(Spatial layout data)
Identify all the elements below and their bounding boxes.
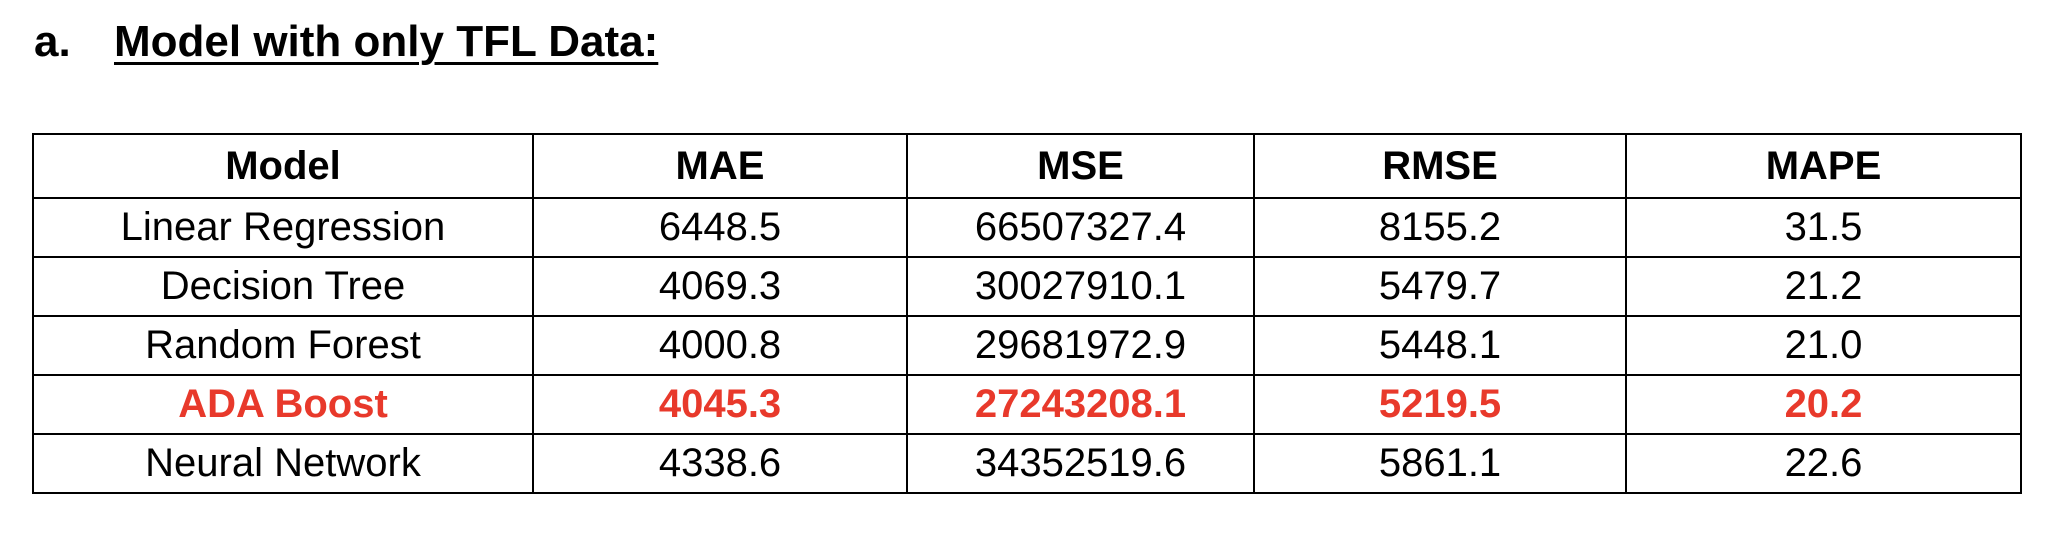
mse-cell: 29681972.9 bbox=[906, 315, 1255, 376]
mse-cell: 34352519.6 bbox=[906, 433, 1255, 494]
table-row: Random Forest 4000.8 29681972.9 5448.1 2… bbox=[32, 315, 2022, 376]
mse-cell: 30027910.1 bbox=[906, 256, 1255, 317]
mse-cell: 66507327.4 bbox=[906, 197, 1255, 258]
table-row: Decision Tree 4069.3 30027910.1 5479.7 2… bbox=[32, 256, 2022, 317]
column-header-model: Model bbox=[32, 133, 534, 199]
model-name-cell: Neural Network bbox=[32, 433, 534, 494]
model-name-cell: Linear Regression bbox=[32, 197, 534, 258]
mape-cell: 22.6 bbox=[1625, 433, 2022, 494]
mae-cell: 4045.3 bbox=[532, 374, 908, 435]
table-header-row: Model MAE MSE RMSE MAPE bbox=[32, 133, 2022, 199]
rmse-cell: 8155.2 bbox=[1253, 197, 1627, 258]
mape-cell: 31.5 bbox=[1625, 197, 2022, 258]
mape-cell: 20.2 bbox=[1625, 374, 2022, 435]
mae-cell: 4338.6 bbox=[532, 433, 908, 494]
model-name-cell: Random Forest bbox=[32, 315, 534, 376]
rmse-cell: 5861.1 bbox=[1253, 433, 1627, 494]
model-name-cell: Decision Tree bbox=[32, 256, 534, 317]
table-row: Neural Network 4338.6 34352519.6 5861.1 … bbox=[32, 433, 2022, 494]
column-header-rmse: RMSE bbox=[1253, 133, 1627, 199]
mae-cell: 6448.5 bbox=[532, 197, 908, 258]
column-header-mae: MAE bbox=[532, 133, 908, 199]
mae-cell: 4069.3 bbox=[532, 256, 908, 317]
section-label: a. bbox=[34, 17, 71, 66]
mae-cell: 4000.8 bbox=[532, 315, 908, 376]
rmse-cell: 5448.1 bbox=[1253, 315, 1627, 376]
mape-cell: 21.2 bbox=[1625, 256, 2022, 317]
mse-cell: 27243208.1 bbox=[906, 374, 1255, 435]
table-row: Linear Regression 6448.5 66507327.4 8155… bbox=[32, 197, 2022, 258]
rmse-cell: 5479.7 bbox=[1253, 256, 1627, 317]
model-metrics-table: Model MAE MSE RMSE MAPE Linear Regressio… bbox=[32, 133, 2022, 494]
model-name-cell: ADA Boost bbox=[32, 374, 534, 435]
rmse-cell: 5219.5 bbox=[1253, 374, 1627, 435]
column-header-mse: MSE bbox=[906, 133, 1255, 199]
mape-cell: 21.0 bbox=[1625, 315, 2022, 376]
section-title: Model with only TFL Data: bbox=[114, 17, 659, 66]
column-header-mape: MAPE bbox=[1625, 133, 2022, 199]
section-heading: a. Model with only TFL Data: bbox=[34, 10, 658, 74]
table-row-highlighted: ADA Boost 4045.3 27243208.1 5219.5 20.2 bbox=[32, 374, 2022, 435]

Requirements - Could you convert every line of the data above into a Markdown table with the columns Row and Entry, numbering each line and omitting the picture and any blank lines?

Right answer -
| Row | Entry |
|---|---|
| 1 | Identify all the elements below and their bounding boxes. |
| 2 | mse-cell: 29681972.9 bbox=[906, 315, 1255, 376] |
| 3 | mse-cell: 34352519.6 bbox=[906, 433, 1255, 494] |
| 4 | table-row: Random Forest 4000.8 29681972.9 5448.1 2… bbox=[32, 315, 2022, 376] |
| 5 | mse-cell: 30027910.1 bbox=[906, 256, 1255, 317] |
| 6 | mse-cell: 66507327.4 bbox=[906, 197, 1255, 258] |
| 7 | table-row: Decision Tree 4069.3 30027910.1 5479.7 2… bbox=[32, 256, 2022, 317] |
| 8 | column-header-model: Model bbox=[32, 133, 534, 199] |
| 9 | model-name-cell: Neural Network bbox=[32, 433, 534, 494] |
| 10 | model-name-cell: Linear Regression bbox=[32, 197, 534, 258] |
| 11 | mape-cell: 22.6 bbox=[1625, 433, 2022, 494] |
| 12 | mae-cell: 4045.3 bbox=[532, 374, 908, 435] |
| 13 | table-header-row: Model MAE MSE RMSE MAPE bbox=[32, 133, 2022, 199] |
| 14 | rmse-cell: 8155.2 bbox=[1253, 197, 1627, 258] |
| 15 | mape-cell: 31.5 bbox=[1625, 197, 2022, 258] |
| 16 | mape-cell: 20.2 bbox=[1625, 374, 2022, 435] |
| 17 | mae-cell: 4338.6 bbox=[532, 433, 908, 494] |
| 18 | model-name-cell: Random Forest bbox=[32, 315, 534, 376] |
| 19 | rmse-cell: 5861.1 bbox=[1253, 433, 1627, 494] |
| 20 | model-name-cell: Decision Tree bbox=[32, 256, 534, 317] |
| 21 | table-row: Neural Network 4338.6 34352519.6 5861.1 … bbox=[32, 433, 2022, 494] |
| 22 | column-header-rmse: RMSE bbox=[1253, 133, 1627, 199] |
| 23 | mae-cell: 6448.5 bbox=[532, 197, 908, 258] |
| 24 | column-header-mae: MAE bbox=[532, 133, 908, 199] |
| 25 | mae-cell: 4069.3 bbox=[532, 256, 908, 317] |
| 26 | section-label: a. bbox=[34, 17, 71, 66] |
| 27 | mae-cell: 4000.8 bbox=[532, 315, 908, 376] |
| 28 | rmse-cell: 5448.1 bbox=[1253, 315, 1627, 376] |
| 29 | mape-cell: 21.2 bbox=[1625, 256, 2022, 317] |
| 30 | mse-cell: 27243208.1 bbox=[906, 374, 1255, 435] |
| 31 | table-row: Linear Regression 6448.5 66507327.4 8155… bbox=[32, 197, 2022, 258] |
| 32 | rmse-cell: 5479.7 bbox=[1253, 256, 1627, 317] |
| 33 | model-metrics-table: Model MAE MSE RMSE MAPE Linear Regressio… bbox=[32, 133, 2022, 494] |
| 34 | model-name-cell: ADA Boost bbox=[32, 374, 534, 435] |
| 35 | rmse-cell: 5219.5 bbox=[1253, 374, 1627, 435] |
| 36 | column-header-mse: MSE bbox=[906, 133, 1255, 199] |
| 37 | mape-cell: 21.0 bbox=[1625, 315, 2022, 376] |
| 38 | section-title: Model with only TFL Data: bbox=[114, 17, 659, 66] |
| 39 | column-header-mape: MAPE bbox=[1625, 133, 2022, 199] |
| 40 | section-heading: a. Model with only TFL Data: bbox=[34, 10, 658, 74] |
| 41 | table-row-highlighted: ADA Boost 4045.3 27243208.1 5219.5 20.2 bbox=[32, 374, 2022, 435] |